Records from a collection of figures
(begin)
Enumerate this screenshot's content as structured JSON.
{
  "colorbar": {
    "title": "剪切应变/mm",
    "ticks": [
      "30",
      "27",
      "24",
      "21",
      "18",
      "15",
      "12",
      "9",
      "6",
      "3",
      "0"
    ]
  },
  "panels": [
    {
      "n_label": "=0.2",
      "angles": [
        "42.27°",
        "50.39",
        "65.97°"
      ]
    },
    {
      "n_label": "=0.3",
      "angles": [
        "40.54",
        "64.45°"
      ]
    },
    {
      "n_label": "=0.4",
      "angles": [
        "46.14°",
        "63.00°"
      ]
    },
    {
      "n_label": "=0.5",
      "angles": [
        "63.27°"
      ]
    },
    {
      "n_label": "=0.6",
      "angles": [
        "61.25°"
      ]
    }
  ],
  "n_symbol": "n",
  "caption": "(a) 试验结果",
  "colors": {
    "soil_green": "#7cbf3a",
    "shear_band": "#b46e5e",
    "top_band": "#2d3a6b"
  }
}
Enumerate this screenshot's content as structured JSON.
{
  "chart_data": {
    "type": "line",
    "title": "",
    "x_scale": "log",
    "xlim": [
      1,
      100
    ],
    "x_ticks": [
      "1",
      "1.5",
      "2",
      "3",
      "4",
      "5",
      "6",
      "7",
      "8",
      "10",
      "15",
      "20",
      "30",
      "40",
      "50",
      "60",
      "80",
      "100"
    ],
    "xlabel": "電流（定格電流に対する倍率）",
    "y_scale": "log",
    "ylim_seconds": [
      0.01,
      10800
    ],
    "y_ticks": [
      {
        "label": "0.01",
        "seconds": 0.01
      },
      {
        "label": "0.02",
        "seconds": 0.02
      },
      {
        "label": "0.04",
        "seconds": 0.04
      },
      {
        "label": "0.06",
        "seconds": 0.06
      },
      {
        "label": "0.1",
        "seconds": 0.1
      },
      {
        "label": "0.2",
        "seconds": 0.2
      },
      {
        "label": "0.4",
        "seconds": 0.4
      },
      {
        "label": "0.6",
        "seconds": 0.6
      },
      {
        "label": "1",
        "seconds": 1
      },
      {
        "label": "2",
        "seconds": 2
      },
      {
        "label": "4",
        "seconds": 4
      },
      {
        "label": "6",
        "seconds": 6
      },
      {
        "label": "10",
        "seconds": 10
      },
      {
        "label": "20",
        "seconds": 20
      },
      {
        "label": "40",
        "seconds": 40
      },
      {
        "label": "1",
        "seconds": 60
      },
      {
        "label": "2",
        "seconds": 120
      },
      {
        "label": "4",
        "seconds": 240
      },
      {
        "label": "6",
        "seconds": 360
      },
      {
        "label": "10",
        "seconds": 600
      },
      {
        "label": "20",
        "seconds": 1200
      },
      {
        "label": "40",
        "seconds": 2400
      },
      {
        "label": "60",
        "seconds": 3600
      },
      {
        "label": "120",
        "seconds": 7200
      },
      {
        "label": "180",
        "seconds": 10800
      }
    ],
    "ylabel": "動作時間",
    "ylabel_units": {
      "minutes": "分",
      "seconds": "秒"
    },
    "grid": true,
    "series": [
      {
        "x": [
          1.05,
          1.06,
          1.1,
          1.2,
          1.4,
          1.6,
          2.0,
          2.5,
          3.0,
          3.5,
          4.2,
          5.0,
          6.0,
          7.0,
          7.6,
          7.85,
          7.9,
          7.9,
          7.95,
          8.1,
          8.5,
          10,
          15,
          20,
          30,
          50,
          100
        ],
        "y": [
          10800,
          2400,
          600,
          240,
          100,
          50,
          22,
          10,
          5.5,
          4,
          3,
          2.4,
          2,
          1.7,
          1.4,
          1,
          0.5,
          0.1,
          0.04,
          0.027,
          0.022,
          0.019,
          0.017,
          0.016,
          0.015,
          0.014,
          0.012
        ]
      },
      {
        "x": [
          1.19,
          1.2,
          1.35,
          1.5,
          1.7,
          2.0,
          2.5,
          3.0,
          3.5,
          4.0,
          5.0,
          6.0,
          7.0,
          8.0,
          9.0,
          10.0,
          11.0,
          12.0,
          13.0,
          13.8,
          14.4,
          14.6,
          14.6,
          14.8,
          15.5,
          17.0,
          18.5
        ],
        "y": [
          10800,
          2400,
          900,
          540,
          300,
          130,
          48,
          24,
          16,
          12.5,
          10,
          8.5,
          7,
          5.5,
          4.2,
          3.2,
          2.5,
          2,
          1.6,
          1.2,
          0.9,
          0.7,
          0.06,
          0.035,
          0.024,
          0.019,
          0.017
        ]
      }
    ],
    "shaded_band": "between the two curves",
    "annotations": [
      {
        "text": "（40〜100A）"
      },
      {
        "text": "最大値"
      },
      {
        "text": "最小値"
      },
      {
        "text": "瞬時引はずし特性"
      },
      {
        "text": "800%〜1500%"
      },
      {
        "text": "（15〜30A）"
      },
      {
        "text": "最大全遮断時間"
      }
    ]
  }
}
(end)
Please set down all the data word for word.

Enumerate this screenshot's content as structured JSON.
{
  "colorbar": {
    "title": "剪切应变/mm",
    "ticks": [
      "30",
      "27",
      "24",
      "21",
      "18",
      "15",
      "12",
      "9",
      "6",
      "3",
      "0"
    ]
  },
  "panels": [
    {
      "n_label": "=0.2",
      "angles": [
        "42.27°",
        "50.39",
        "65.97°"
      ]
    },
    {
      "n_label": "=0.3",
      "angles": [
        "40.54",
        "64.45°"
      ]
    },
    {
      "n_label": "=0.4",
      "angles": [
        "46.14°",
        "63.00°"
      ]
    },
    {
      "n_label": "=0.5",
      "angles": [
        "63.27°"
      ]
    },
    {
      "n_label": "=0.6",
      "angles": [
        "61.25°"
      ]
    }
  ],
  "n_symbol": "n",
  "caption": "(a) 试验结果",
  "colors": {
    "soil_green": "#7cbf3a",
    "shear_band": "#b46e5e",
    "top_band": "#2d3a6b"
  }
}
Enumerate this screenshot's content as structured JSON.
{
  "chart_data": {
    "type": "line",
    "title": "",
    "x_scale": "log",
    "xlim": [
      1,
      100
    ],
    "x_ticks": [
      "1",
      "1.5",
      "2",
      "3",
      "4",
      "5",
      "6",
      "7",
      "8",
      "10",
      "15",
      "20",
      "30",
      "40",
      "50",
      "60",
      "80",
      "100"
    ],
    "xlabel": "電流（定格電流に対する倍率）",
    "y_scale": "log",
    "ylim_seconds": [
      0.01,
      10800
    ],
    "y_ticks": [
      {
        "label": "0.01",
        "seconds": 0.01
      },
      {
        "label": "0.02",
        "seconds": 0.02
      },
      {
        "label": "0.04",
        "seconds": 0.04
      },
      {
        "label": "0.06",
        "seconds": 0.06
      },
      {
        "label": "0.1",
        "seconds": 0.1
      },
      {
        "label": "0.2",
        "seconds": 0.2
      },
      {
        "label": "0.4",
        "seconds": 0.4
      },
      {
        "label": "0.6",
        "seconds": 0.6
      },
      {
        "label": "1",
        "seconds": 1
      },
      {
        "label": "2",
        "seconds": 2
      },
      {
        "label": "4",
        "seconds": 4
      },
      {
        "label": "6",
        "seconds": 6
      },
      {
        "label": "10",
        "seconds": 10
      },
      {
        "label": "20",
        "seconds": 20
      },
      {
        "label": "40",
        "seconds": 40
      },
      {
        "label": "1",
        "seconds": 60
      },
      {
        "label": "2",
        "seconds": 120
      },
      {
        "label": "4",
        "seconds": 240
      },
      {
        "label": "6",
        "seconds": 360
      },
      {
        "label": "10",
        "seconds": 600
      },
      {
        "label": "20",
        "seconds": 1200
      },
      {
        "label": "40",
        "seconds": 2400
      },
      {
        "label": "60",
        "seconds": 3600
      },
      {
        "label": "120",
        "seconds": 7200
      },
      {
        "label": "180",
        "seconds": 10800
      }
    ],
    "ylabel": "動作時間",
    "ylabel_units": {
      "minutes": "分",
      "seconds": "秒"
    },
    "grid": true,
    "series": [
      {
        "x": [
          1.05,
          1.06,
          1.1,
          1.2,
          1.4,
          1.6,
          2.0,
          2.5,
          3.0,
          3.5,
          4.2,
          5.0,
          6.0,
          7.0,
          7.6,
          7.85,
          7.9,
          7.9,
          7.95,
          8.1,
          8.5,
          10,
          15,
          20,
          30,
          50,
          100
        ],
        "y": [
          10800,
          2400,
          600,
          240,
          100,
          50,
          22,
          10,
          5.5,
          4,
          3,
          2.4,
          2,
          1.7,
          1.4,
          1,
          0.5,
          0.1,
          0.04,
          0.027,
          0.022,
          0.019,
          0.017,
          0.016,
          0.015,
          0.014,
          0.012
        ]
      },
      {
        "x": [
          1.19,
          1.2,
          1.35,
          1.5,
          1.7,
          2.0,
          2.5,
          3.0,
          3.5,
          4.0,
          5.0,
          6.0,
          7.0,
          8.0,
          9.0,
          10.0,
          11.0,
          12.0,
          13.0,
          13.8,
          14.4,
          14.6,
          14.6,
          14.8,
          15.5,
          17.0,
          18.5
        ],
        "y": [
          10800,
          2400,
          900,
          540,
          300,
          130,
          48,
          24,
          16,
          12.5,
          10,
          8.5,
          7,
          5.5,
          4.2,
          3.2,
          2.5,
          2,
          1.6,
          1.2,
          0.9,
          0.7,
          0.06,
          0.035,
          0.024,
          0.019,
          0.017
        ]
      }
    ],
    "shaded_band": "between the two curves",
    "annotations": [
      {
        "text": "（40〜100A）"
      },
      {
        "text": "最大値"
      },
      {
        "text": "最小値"
      },
      {
        "text": "瞬時引はずし特性"
      },
      {
        "text": "800%〜1500%"
      },
      {
        "text": "（15〜30A）"
      },
      {
        "text": "最大全遮断時間"
      }
    ]
  }
}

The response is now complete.